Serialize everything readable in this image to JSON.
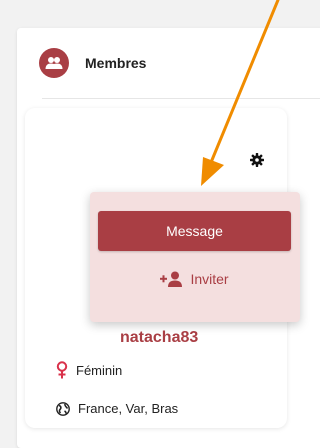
{
  "panel": {
    "title": "Membres",
    "icon": "group-icon",
    "accent_color": "#a93e44"
  },
  "member_card": {
    "username": "natacha83",
    "gender": "Féminin",
    "gender_icon": "female-icon",
    "location": "France, Var, Bras",
    "location_icon": "globe-icon",
    "settings_icon": "gear-icon"
  },
  "popup_menu": {
    "message_label": "Message",
    "invite_label": "Inviter",
    "invite_icon": "add-person-icon"
  },
  "annotation": {
    "arrow_color": "#f08c00"
  }
}
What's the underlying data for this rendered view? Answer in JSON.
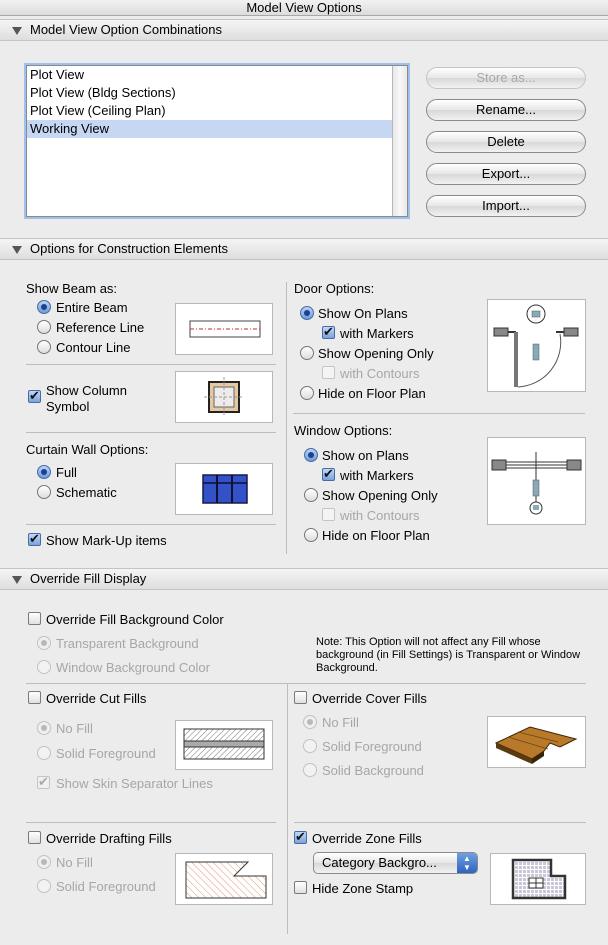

WHAT TO WORK ON
Reproduce every line above as written, skipping pictures.

FINISHED ANSWER
Serialize everything readable in this image to JSON.
{
  "panel": {
    "title": "Membres",
    "icon": "group-icon",
    "accent_color": "#a93e44"
  },
  "member_card": {
    "username": "natacha83",
    "gender": "Féminin",
    "gender_icon": "female-icon",
    "location": "France, Var, Bras",
    "location_icon": "globe-icon",
    "settings_icon": "gear-icon"
  },
  "popup_menu": {
    "message_label": "Message",
    "invite_label": "Inviter",
    "invite_icon": "add-person-icon"
  },
  "annotation": {
    "arrow_color": "#f08c00"
  }
}
What's the underlying data for this rendered view? Answer in JSON.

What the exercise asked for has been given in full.